**PROVIDED ENTRIES**
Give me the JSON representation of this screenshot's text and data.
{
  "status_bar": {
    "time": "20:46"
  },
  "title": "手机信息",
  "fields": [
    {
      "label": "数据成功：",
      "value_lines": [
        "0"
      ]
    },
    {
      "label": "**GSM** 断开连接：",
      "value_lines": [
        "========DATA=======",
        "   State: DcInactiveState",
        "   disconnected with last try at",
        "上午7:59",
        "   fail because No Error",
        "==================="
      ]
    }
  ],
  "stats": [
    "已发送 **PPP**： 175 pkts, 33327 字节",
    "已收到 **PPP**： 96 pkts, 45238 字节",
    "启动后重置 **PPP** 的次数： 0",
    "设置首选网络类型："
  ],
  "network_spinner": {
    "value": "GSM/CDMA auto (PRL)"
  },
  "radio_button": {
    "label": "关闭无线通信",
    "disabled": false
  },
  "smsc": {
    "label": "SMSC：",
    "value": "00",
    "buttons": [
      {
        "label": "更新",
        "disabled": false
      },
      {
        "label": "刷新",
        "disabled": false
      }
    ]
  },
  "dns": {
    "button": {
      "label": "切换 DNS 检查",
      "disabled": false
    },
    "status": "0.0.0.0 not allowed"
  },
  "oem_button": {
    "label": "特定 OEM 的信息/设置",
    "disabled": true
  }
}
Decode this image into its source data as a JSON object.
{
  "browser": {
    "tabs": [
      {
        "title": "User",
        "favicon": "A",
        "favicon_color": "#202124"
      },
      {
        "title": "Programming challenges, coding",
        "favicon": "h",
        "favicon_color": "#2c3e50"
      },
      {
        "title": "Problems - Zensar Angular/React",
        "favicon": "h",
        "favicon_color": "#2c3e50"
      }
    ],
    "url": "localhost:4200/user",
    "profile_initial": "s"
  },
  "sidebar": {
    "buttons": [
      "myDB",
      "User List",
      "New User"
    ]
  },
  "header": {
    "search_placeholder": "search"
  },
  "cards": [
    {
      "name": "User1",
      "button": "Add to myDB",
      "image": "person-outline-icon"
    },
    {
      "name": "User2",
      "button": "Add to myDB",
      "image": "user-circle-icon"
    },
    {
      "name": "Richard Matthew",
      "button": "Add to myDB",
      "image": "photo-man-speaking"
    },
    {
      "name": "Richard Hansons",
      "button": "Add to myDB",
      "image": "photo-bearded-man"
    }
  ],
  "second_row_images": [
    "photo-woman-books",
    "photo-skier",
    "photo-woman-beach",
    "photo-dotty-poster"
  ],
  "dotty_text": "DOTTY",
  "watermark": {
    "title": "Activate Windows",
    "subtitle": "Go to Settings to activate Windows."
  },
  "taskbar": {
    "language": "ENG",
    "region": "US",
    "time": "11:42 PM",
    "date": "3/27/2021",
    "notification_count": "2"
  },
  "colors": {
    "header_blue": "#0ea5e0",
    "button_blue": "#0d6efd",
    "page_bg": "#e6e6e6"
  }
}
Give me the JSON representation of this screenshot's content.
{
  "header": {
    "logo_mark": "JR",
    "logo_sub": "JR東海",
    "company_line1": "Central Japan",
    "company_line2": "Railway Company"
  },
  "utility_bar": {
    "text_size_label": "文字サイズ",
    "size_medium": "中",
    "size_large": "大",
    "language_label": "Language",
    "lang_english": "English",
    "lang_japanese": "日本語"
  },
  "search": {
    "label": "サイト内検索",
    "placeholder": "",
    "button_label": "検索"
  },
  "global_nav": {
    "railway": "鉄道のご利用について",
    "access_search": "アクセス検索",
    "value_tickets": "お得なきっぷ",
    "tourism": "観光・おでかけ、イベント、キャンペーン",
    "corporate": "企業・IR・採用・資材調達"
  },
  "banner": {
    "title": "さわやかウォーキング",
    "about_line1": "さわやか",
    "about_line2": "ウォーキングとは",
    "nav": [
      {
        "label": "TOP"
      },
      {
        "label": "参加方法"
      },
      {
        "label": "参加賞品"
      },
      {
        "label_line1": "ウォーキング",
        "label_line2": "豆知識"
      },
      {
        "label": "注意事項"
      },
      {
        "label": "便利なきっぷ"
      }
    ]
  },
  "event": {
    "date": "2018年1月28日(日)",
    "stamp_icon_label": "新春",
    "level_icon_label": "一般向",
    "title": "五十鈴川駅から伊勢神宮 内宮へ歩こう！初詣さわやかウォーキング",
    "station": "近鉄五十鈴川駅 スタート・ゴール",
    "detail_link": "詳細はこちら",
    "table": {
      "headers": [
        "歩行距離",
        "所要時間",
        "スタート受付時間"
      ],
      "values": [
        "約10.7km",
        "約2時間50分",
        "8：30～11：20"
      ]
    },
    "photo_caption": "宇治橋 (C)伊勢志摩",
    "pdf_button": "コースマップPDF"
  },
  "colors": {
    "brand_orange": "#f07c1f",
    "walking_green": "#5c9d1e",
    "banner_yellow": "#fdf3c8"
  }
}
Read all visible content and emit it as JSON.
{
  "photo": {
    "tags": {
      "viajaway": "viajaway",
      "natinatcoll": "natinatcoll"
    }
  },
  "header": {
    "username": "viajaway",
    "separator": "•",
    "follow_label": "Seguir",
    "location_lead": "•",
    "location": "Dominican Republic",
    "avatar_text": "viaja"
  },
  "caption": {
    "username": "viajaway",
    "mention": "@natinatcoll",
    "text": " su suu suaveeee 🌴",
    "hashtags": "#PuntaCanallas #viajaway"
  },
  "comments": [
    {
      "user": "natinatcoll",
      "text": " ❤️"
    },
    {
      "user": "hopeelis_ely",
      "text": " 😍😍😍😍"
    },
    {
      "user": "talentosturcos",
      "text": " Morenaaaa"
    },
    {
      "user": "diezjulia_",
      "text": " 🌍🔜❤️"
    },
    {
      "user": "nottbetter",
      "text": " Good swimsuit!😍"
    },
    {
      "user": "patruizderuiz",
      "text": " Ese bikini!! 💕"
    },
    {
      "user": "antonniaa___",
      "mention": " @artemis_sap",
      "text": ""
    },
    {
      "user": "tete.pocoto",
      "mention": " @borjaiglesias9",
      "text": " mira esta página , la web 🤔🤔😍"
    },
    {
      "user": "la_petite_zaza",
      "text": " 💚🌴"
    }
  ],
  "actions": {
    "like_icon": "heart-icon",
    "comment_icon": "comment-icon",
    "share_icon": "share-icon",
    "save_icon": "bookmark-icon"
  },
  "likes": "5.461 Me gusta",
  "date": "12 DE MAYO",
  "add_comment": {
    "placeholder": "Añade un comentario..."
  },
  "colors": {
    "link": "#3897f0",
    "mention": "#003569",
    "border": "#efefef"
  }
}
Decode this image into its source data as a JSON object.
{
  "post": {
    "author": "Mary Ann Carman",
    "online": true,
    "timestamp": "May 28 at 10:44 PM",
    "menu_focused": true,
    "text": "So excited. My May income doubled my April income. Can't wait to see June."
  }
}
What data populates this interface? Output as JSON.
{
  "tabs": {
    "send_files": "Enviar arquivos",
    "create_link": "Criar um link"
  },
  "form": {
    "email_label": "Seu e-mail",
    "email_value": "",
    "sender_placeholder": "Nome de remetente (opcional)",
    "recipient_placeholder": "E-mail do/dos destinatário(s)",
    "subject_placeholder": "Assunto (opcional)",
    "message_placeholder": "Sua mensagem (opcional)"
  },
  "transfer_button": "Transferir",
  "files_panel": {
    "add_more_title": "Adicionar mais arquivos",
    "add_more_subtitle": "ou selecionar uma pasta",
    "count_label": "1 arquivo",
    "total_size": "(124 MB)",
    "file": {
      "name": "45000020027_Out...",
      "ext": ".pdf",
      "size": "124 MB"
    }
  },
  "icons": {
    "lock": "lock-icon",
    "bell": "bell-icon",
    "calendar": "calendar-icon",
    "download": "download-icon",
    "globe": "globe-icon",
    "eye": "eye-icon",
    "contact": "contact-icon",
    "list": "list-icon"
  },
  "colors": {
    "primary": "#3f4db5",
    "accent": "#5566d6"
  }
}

**YOUR OBJECTIVE**
Look above for lines with the word "this" and copy them all.

**TASK SOLUTION**
Give me the JSON representation of this screenshot's text and data.
Decode this image into its source data as a JSON object.
Give me the JSON representation of this screenshot's content.
Decode this image into its source data as a JSON object.
What data populates this interface? Output as JSON.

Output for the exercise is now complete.